#### What is expected:
Word for word, restate every line of the material.
------------------------------------------------------------
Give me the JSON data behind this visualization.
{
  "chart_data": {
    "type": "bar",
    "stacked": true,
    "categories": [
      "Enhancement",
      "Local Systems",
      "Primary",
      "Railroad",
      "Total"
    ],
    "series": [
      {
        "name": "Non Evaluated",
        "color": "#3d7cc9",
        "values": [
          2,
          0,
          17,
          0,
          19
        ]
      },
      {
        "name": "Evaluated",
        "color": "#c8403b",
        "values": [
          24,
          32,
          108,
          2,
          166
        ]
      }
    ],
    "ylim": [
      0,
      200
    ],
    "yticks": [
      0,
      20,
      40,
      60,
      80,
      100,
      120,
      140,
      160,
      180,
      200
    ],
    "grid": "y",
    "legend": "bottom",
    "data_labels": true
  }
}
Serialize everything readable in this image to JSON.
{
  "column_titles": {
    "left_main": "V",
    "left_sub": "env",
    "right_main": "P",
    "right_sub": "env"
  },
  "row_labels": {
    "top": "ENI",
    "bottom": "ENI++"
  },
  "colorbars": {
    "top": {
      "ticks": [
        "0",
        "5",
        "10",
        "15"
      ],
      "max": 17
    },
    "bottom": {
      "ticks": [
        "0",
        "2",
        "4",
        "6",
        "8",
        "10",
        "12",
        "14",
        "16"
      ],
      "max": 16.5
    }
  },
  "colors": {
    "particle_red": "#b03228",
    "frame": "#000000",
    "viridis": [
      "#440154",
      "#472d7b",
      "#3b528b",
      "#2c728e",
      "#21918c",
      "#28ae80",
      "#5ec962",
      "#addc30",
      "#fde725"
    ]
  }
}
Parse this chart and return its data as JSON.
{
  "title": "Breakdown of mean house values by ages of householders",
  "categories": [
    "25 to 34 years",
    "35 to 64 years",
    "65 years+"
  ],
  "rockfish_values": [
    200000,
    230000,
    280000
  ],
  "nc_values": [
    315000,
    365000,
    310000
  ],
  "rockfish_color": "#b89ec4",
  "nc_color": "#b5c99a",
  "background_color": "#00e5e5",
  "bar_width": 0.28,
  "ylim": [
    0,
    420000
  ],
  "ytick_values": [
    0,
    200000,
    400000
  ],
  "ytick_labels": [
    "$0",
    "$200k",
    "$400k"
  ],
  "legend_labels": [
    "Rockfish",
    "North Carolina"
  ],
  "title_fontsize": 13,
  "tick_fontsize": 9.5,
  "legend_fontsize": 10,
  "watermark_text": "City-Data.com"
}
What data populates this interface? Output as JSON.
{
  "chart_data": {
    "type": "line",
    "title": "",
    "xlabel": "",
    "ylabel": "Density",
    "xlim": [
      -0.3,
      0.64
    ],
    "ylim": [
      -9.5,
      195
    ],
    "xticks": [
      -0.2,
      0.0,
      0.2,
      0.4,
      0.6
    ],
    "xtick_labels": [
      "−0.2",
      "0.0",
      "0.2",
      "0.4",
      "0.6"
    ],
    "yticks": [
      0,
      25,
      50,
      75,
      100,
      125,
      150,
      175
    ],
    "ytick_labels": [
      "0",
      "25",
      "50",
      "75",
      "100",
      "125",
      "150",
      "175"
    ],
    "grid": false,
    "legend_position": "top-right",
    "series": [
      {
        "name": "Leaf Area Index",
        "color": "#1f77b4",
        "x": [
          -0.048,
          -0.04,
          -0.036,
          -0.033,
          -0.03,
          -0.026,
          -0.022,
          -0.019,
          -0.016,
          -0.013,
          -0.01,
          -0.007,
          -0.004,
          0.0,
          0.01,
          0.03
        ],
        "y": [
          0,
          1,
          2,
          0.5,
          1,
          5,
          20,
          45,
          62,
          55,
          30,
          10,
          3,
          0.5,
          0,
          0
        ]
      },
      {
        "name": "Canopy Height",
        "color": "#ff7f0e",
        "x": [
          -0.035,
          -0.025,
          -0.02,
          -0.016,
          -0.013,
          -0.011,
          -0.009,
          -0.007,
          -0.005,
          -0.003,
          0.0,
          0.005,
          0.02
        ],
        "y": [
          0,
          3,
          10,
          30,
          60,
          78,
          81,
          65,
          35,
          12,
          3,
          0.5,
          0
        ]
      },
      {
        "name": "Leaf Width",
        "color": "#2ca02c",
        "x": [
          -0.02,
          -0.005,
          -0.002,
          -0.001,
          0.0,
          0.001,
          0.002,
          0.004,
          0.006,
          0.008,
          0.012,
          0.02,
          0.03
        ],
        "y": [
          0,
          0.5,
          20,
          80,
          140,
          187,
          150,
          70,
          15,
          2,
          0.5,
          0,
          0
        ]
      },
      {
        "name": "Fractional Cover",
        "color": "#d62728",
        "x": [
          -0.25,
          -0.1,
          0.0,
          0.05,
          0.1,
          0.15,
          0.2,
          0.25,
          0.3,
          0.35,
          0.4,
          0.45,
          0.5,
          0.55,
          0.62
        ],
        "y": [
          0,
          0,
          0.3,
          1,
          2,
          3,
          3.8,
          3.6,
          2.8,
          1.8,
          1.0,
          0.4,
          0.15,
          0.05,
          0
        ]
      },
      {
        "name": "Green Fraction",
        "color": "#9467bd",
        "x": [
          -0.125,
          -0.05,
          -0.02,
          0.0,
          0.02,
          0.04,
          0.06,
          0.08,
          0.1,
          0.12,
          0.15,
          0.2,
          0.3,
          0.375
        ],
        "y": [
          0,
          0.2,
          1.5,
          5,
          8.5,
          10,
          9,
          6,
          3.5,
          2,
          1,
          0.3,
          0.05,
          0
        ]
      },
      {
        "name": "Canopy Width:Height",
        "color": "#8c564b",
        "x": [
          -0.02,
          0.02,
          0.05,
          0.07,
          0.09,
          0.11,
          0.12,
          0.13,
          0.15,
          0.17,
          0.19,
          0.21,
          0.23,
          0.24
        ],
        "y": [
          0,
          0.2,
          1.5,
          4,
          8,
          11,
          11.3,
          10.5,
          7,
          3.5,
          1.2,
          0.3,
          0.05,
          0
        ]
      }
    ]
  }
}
------------------------------------------------------------
#### Problem solution:
Give me the JSON data behind this visualization.
{
  "chart_data": {
    "type": "bar",
    "stacked": true,
    "categories": [
      "Enhancement",
      "Local Systems",
      "Primary",
      "Railroad",
      "Total"
    ],
    "series": [
      {
        "name": "Non Evaluated",
        "color": "#3d7cc9",
        "values": [
          2,
          0,
          17,
          0,
          19
        ]
      },
      {
        "name": "Evaluated",
        "color": "#c8403b",
        "values": [
          24,
          32,
          108,
          2,
          166
        ]
      }
    ],
    "ylim": [
      0,
      200
    ],
    "yticks": [
      0,
      20,
      40,
      60,
      80,
      100,
      120,
      140,
      160,
      180,
      200
    ],
    "grid": "y",
    "legend": "bottom",
    "data_labels": true
  }
}
Serialize everything readable in this image to JSON.
{
  "column_titles": {
    "left_main": "V",
    "left_sub": "env",
    "right_main": "P",
    "right_sub": "env"
  },
  "row_labels": {
    "top": "ENI",
    "bottom": "ENI++"
  },
  "colorbars": {
    "top": {
      "ticks": [
        "0",
        "5",
        "10",
        "15"
      ],
      "max": 17
    },
    "bottom": {
      "ticks": [
        "0",
        "2",
        "4",
        "6",
        "8",
        "10",
        "12",
        "14",
        "16"
      ],
      "max": 16.5
    }
  },
  "colors": {
    "particle_red": "#b03228",
    "frame": "#000000",
    "viridis": [
      "#440154",
      "#472d7b",
      "#3b528b",
      "#2c728e",
      "#21918c",
      "#28ae80",
      "#5ec962",
      "#addc30",
      "#fde725"
    ]
  }
}
Parse this chart and return its data as JSON.
{
  "title": "Breakdown of mean house values by ages of householders",
  "categories": [
    "25 to 34 years",
    "35 to 64 years",
    "65 years+"
  ],
  "rockfish_values": [
    200000,
    230000,
    280000
  ],
  "nc_values": [
    315000,
    365000,
    310000
  ],
  "rockfish_color": "#b89ec4",
  "nc_color": "#b5c99a",
  "background_color": "#00e5e5",
  "bar_width": 0.28,
  "ylim": [
    0,
    420000
  ],
  "ytick_values": [
    0,
    200000,
    400000
  ],
  "ytick_labels": [
    "$0",
    "$200k",
    "$400k"
  ],
  "legend_labels": [
    "Rockfish",
    "North Carolina"
  ],
  "title_fontsize": 13,
  "tick_fontsize": 9.5,
  "legend_fontsize": 10,
  "watermark_text": "City-Data.com"
}
What data populates this interface? Output as JSON.
{
  "chart_data": {
    "type": "line",
    "title": "",
    "xlabel": "",
    "ylabel": "Density",
    "xlim": [
      -0.3,
      0.64
    ],
    "ylim": [
      -9.5,
      195
    ],
    "xticks": [
      -0.2,
      0.0,
      0.2,
      0.4,
      0.6
    ],
    "xtick_labels": [
      "−0.2",
      "0.0",
      "0.2",
      "0.4",
      "0.6"
    ],
    "yticks": [
      0,
      25,
      50,
      75,
      100,
      125,
      150,
      175
    ],
    "ytick_labels": [
      "0",
      "25",
      "50",
      "75",
      "100",
      "125",
      "150",
      "175"
    ],
    "grid": false,
    "legend_position": "top-right",
    "series": [
      {
        "name": "Leaf Area Index",
        "color": "#1f77b4",
        "x": [
          -0.048,
          -0.04,
          -0.036,
          -0.033,
          -0.03,
          -0.026,
          -0.022,
          -0.019,
          -0.016,
          -0.013,
          -0.01,
          -0.007,
          -0.004,
          0.0,
          0.01,
          0.03
        ],
        "y": [
          0,
          1,
          2,
          0.5,
          1,
          5,
          20,
          45,
          62,
          55,
          30,
          10,
          3,
          0.5,
          0,
          0
        ]
      },
      {
        "name": "Canopy Height",
        "color": "#ff7f0e",
        "x": [
          -0.035,
          -0.025,
          -0.02,
          -0.016,
          -0.013,
          -0.011,
          -0.009,
          -0.007,
          -0.005,
          -0.003,
          0.0,
          0.005,
          0.02
        ],
        "y": [
          0,
          3,
          10,
          30,
          60,
          78,
          81,
          65,
          35,
          12,
          3,
          0.5,
          0
        ]
      },
      {
        "name": "Leaf Width",
        "color": "#2ca02c",
        "x": [
          -0.02,
          -0.005,
          -0.002,
          -0.001,
          0.0,
          0.001,
          0.002,
          0.004,
          0.006,
          0.008,
          0.012,
          0.02,
          0.03
        ],
        "y": [
          0,
          0.5,
          20,
          80,
          140,
          187,
          150,
          70,
          15,
          2,
          0.5,
          0,
          0
        ]
      },
      {
        "name": "Fractional Cover",
        "color": "#d62728",
        "x": [
          -0.25,
          -0.1,
          0.0,
          0.05,
          0.1,
          0.15,
          0.2,
          0.25,
          0.3,
          0.35,
          0.4,
          0.45,
          0.5,
          0.55,
          0.62
        ],
        "y": [
          0,
          0,
          0.3,
          1,
          2,
          3,
          3.8,
          3.6,
          2.8,
          1.8,
          1.0,
          0.4,
          0.15,
          0.05,
          0
        ]
      },
      {
        "name": "Green Fraction",
        "color": "#9467bd",
        "x": [
          -0.125,
          -0.05,
          -0.02,
          0.0,
          0.02,
          0.04,
          0.06,
          0.08,
          0.1,
          0.12,
          0.15,
          0.2,
          0.3,
          0.375
        ],
        "y": [
          0,
          0.2,
          1.5,
          5,
          8.5,
          10,
          9,
          6,
          3.5,
          2,
          1,
          0.3,
          0.05,
          0
        ]
      },
      {
        "name": "Canopy Width:Height",
        "color": "#8c564b",
        "x": [
          -0.02,
          0.02,
          0.05,
          0.07,
          0.09,
          0.11,
          0.12,
          0.13,
          0.15,
          0.17,
          0.19,
          0.21,
          0.23,
          0.24
        ],
        "y": [
          0,
          0.2,
          1.5,
          4,
          8,
          11,
          11.3,
          10.5,
          7,
          3.5,
          1.2,
          0.3,
          0.05,
          0
        ]
      }
    ]
  }
}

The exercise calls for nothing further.